**What you should do**
Duplicate the listing lines below, starting with the line that contains "Itemize the components" and going on through the line that contains "Text: 1: 1 (28, 462, 34, 472)", both included.

**Records for the exercise**
Begin

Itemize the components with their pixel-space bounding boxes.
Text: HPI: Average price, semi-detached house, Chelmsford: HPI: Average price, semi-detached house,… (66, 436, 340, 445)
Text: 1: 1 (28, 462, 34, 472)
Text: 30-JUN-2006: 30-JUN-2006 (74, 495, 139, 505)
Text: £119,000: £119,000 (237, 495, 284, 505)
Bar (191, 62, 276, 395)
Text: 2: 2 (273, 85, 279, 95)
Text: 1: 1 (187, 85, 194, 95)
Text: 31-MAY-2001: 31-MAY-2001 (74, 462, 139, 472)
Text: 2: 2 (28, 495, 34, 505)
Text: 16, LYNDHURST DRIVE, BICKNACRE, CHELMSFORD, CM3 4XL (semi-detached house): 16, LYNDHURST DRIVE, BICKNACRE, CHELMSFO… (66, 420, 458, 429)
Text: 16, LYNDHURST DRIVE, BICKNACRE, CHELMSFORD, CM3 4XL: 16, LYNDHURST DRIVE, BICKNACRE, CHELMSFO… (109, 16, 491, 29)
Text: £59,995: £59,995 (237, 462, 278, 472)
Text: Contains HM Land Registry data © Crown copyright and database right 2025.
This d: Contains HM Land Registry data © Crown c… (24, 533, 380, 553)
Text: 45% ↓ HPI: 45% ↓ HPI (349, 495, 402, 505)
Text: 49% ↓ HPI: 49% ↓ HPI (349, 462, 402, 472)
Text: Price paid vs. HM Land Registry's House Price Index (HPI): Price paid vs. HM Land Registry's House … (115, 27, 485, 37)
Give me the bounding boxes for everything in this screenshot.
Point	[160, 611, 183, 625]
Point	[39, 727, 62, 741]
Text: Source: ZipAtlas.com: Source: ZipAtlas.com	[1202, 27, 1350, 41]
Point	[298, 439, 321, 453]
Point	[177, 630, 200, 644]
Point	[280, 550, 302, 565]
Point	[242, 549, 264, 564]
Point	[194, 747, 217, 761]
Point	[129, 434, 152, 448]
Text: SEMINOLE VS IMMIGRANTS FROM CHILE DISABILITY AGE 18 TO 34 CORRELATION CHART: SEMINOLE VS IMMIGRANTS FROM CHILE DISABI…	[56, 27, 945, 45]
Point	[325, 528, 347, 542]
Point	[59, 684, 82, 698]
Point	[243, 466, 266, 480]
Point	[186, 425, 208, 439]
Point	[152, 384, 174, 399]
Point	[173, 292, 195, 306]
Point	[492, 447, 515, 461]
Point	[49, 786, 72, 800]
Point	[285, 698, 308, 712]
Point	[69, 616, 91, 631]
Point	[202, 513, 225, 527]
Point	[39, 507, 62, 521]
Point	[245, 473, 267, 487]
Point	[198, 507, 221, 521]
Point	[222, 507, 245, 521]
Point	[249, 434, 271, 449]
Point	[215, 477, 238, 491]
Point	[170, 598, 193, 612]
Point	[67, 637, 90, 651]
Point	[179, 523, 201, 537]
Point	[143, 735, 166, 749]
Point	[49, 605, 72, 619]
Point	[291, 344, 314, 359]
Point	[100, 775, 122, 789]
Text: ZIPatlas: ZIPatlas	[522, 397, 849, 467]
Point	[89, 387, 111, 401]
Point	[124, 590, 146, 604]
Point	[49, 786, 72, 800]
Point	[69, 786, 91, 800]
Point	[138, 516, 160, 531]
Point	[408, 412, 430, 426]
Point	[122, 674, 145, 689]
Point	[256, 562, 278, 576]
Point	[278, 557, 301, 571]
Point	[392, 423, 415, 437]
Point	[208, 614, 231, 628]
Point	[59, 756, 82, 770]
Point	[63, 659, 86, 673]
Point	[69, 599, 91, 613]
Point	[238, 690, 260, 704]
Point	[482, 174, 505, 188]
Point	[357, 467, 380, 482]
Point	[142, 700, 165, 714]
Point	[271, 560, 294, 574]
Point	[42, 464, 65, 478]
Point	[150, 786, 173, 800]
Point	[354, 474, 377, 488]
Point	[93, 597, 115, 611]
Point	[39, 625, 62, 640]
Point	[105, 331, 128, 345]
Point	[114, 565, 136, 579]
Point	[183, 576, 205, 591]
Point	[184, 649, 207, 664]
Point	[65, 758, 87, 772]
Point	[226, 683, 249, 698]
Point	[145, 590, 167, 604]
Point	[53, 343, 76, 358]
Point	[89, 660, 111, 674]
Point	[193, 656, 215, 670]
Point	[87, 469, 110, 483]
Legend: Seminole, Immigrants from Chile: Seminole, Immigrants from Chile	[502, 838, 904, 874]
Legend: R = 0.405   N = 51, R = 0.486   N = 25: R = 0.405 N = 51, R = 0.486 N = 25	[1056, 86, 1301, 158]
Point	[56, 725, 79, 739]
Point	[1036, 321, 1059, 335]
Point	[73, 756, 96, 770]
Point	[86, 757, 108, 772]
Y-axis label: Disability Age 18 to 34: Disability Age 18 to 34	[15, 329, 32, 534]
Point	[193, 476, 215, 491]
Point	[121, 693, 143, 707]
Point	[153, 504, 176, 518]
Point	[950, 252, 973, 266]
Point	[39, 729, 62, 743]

End
Begin

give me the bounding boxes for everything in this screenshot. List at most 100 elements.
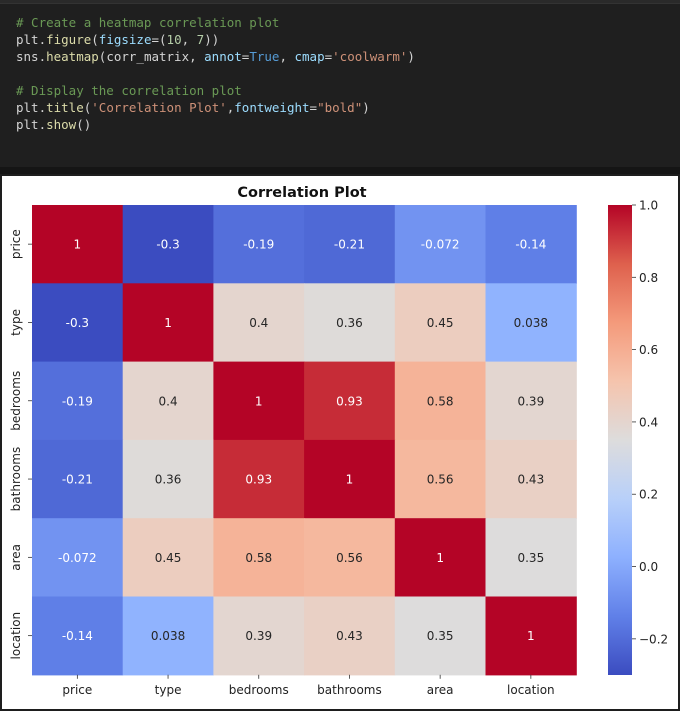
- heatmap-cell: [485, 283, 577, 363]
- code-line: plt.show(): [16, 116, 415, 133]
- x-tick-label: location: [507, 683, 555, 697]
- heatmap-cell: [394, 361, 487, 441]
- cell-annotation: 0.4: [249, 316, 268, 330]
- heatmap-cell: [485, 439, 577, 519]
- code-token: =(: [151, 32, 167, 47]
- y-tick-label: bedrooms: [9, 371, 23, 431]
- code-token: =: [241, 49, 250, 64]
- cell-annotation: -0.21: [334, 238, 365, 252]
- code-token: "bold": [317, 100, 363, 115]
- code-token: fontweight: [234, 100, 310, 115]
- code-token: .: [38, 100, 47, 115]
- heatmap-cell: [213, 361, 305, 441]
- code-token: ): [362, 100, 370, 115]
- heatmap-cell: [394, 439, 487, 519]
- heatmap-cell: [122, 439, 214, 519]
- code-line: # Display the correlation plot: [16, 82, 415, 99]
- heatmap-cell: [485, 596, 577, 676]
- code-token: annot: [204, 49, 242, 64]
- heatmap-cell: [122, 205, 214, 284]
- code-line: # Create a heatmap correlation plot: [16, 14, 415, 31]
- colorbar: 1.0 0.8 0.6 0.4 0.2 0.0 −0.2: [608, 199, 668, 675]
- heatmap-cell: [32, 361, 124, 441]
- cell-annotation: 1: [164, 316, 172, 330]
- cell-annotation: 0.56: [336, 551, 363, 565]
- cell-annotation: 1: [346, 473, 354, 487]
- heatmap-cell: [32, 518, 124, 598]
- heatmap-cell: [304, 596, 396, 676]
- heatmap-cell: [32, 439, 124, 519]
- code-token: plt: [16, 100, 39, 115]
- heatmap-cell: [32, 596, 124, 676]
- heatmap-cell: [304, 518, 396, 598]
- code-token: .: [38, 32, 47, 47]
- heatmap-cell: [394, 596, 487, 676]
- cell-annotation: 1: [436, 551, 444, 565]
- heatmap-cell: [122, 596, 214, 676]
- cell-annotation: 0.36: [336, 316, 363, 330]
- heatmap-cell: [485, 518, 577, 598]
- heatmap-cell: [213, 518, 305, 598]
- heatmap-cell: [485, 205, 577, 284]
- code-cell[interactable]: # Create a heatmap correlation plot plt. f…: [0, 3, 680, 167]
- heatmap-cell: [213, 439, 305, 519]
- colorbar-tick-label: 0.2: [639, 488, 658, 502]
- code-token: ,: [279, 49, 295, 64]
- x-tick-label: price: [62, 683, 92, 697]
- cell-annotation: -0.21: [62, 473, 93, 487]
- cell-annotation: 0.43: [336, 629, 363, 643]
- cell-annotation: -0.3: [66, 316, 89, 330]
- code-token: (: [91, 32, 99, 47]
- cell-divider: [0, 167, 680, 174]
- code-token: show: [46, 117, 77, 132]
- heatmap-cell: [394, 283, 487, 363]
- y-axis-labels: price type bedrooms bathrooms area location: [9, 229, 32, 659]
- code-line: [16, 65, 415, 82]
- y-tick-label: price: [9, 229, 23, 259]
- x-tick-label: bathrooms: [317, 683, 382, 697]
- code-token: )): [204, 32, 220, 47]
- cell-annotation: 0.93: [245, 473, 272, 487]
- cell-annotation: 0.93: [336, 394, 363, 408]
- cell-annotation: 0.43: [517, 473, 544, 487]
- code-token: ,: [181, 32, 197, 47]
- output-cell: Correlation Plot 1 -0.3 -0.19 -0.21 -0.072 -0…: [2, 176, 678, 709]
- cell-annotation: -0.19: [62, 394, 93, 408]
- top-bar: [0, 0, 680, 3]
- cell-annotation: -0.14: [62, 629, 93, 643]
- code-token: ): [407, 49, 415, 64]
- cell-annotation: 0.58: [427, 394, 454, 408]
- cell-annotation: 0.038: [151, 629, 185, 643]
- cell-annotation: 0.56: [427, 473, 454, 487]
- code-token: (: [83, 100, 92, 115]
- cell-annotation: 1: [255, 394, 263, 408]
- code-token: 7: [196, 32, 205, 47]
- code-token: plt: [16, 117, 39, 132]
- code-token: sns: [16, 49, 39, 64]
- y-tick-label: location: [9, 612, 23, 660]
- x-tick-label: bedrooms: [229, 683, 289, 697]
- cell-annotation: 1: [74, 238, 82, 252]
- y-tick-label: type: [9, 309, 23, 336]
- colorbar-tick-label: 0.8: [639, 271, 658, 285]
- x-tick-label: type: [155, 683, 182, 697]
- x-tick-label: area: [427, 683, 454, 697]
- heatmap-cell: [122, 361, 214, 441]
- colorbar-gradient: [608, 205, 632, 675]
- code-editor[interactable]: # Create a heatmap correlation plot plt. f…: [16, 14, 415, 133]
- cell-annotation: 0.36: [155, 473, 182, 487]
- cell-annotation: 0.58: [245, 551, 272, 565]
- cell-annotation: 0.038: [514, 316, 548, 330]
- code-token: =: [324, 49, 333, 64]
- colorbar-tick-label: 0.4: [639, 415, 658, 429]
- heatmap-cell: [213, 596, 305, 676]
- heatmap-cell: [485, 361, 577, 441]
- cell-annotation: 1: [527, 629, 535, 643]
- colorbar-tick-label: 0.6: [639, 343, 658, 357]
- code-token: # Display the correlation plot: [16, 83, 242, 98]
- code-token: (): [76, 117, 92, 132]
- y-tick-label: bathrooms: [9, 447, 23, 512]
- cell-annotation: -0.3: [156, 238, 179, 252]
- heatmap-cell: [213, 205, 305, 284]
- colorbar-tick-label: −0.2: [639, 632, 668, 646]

End
Begin

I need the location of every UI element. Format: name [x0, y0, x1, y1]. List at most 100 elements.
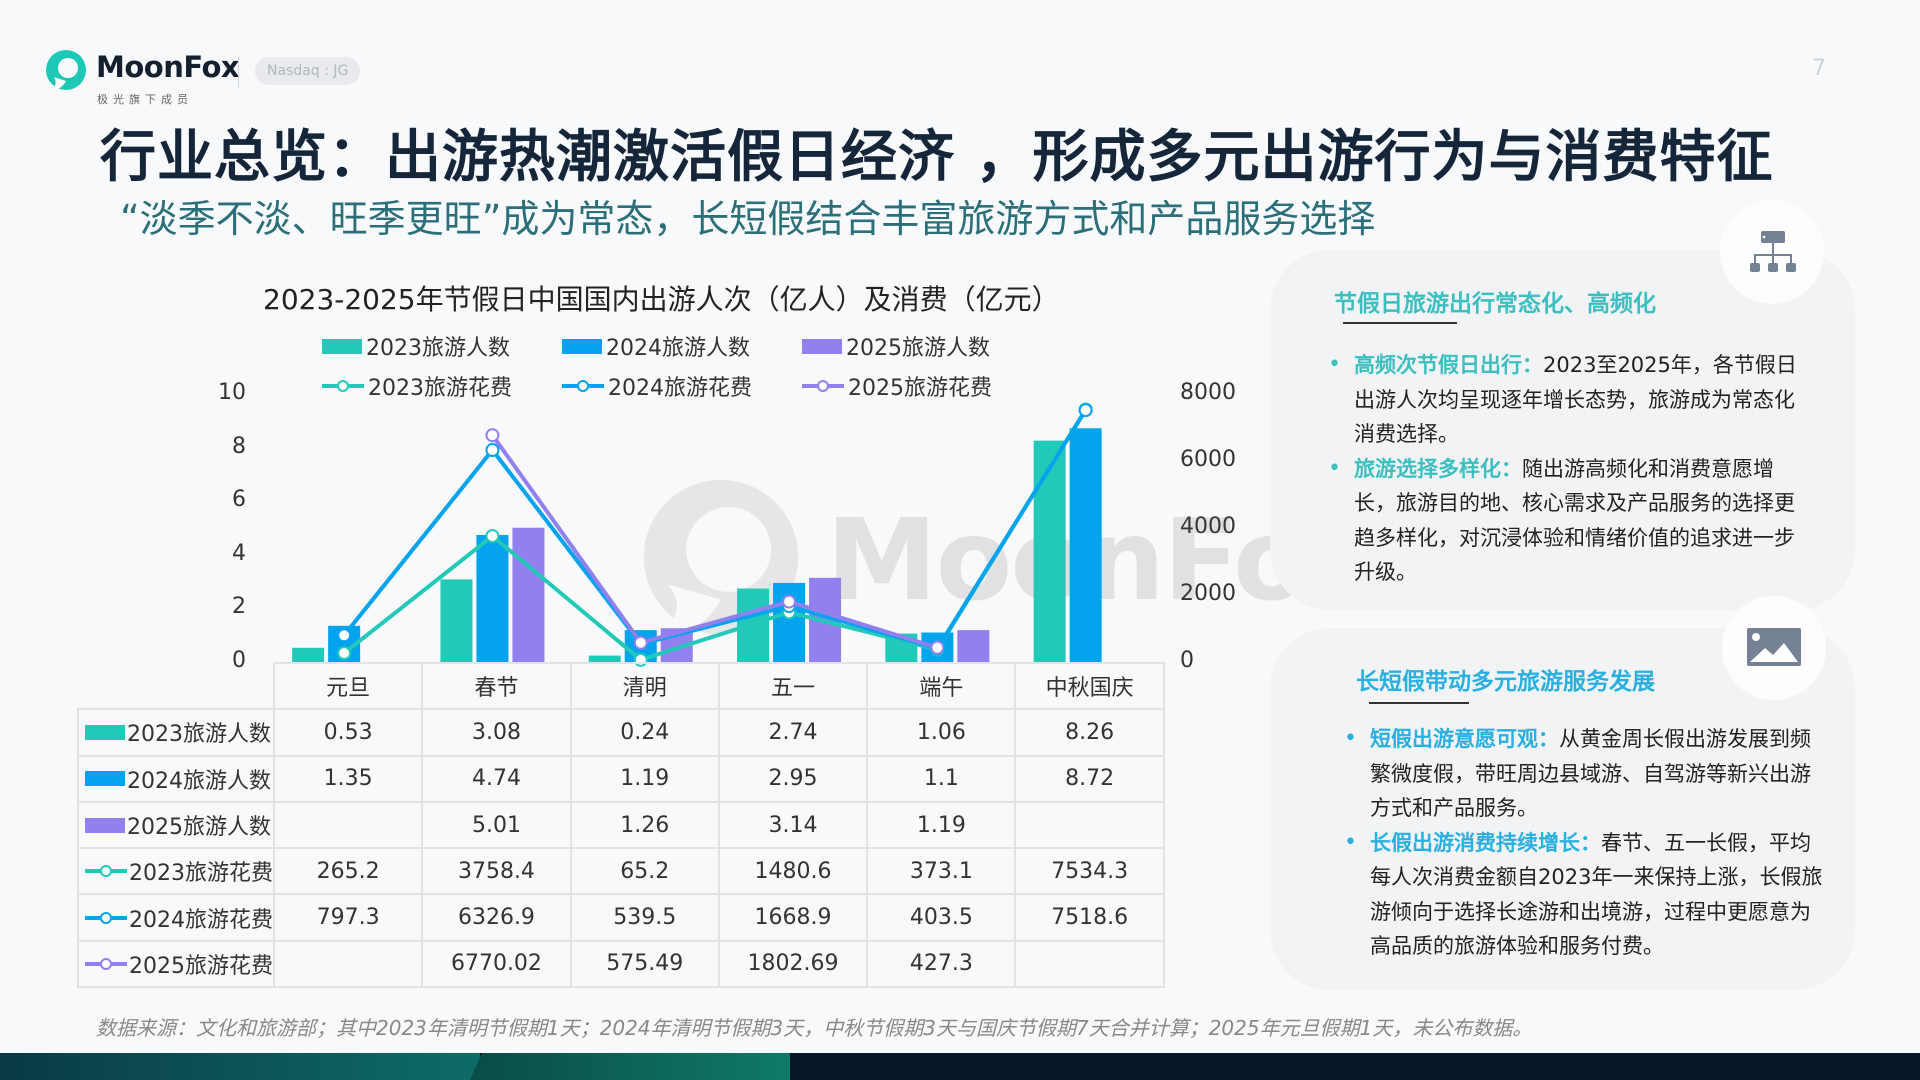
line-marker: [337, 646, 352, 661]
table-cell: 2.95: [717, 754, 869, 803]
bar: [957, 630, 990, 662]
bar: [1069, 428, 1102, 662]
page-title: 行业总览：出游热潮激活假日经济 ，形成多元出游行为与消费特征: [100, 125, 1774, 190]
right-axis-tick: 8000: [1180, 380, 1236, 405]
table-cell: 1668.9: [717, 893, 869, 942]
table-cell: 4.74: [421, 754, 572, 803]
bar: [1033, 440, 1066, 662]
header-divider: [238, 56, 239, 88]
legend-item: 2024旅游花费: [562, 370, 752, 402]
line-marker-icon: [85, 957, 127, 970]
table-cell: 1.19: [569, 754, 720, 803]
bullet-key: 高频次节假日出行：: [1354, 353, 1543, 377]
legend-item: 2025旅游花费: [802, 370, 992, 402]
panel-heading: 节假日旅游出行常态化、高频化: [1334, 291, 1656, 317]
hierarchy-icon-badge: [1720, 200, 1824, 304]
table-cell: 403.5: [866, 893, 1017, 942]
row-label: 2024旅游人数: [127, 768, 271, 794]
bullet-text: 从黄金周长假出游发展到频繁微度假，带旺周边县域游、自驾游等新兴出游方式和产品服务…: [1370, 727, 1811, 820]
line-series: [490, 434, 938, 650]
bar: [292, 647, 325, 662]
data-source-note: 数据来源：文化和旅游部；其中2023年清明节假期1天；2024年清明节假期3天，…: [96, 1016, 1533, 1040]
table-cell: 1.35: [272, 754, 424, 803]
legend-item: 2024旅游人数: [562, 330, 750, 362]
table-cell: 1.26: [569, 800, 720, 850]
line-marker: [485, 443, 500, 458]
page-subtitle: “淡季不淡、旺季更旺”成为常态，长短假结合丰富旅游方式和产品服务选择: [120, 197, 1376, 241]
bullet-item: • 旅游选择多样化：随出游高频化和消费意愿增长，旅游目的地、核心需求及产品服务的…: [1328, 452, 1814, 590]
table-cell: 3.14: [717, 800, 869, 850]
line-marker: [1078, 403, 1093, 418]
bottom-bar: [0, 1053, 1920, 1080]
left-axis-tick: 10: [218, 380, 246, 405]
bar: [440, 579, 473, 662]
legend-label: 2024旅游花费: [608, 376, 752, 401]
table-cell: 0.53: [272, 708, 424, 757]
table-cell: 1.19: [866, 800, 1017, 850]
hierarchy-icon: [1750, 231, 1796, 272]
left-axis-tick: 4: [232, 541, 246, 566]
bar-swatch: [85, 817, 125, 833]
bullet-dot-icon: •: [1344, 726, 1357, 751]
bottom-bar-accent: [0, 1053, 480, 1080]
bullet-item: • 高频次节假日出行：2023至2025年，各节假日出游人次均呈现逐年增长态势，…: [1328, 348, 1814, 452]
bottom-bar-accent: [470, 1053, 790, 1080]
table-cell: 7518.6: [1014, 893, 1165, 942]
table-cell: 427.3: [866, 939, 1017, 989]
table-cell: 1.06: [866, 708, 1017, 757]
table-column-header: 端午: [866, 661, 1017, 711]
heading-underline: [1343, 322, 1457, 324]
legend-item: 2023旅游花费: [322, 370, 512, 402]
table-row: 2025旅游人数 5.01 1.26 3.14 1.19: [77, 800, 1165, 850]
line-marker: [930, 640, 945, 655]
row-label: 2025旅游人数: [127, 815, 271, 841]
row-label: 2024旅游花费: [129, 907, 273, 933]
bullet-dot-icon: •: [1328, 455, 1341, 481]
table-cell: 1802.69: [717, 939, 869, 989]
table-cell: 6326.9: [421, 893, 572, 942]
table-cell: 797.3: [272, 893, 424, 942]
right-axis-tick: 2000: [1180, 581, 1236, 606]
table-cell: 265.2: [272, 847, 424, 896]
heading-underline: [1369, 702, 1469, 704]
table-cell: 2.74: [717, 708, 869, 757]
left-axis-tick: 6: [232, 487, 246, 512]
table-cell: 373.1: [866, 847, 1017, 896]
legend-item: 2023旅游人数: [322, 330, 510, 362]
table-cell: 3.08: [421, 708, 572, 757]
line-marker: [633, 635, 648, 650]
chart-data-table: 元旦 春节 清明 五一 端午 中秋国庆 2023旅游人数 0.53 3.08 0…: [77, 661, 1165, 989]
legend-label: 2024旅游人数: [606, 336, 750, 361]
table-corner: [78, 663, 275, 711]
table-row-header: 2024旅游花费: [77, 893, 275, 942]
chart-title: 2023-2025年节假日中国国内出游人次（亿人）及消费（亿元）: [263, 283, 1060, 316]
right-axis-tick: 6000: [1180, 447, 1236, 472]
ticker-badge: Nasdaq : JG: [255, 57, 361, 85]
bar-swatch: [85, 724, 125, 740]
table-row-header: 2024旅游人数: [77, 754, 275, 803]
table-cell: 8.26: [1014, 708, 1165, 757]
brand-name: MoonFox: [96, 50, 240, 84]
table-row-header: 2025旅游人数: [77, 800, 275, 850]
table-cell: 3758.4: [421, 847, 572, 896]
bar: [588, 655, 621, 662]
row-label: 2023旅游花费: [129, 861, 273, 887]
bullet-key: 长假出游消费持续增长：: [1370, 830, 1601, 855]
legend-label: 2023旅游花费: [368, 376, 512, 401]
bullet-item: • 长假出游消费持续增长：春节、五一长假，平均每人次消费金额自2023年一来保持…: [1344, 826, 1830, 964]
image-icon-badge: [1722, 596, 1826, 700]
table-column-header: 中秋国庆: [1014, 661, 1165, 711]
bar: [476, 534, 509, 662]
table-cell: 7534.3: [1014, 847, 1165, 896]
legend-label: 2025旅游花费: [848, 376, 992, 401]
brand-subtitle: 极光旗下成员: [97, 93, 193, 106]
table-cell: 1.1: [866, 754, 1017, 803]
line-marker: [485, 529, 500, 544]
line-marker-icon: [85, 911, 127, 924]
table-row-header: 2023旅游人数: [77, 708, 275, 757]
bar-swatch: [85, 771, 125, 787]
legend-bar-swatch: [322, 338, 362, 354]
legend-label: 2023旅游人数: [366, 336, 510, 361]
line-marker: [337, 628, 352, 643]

End

**Answer below**
Itemize the components with their pixel-space bounding boxes.
Text: HPI: Average price, semi-detached house, Chelmsford: HPI: Average price, semi-detached house,… (66, 436, 340, 445)
Text: 1: 1 (28, 462, 34, 472)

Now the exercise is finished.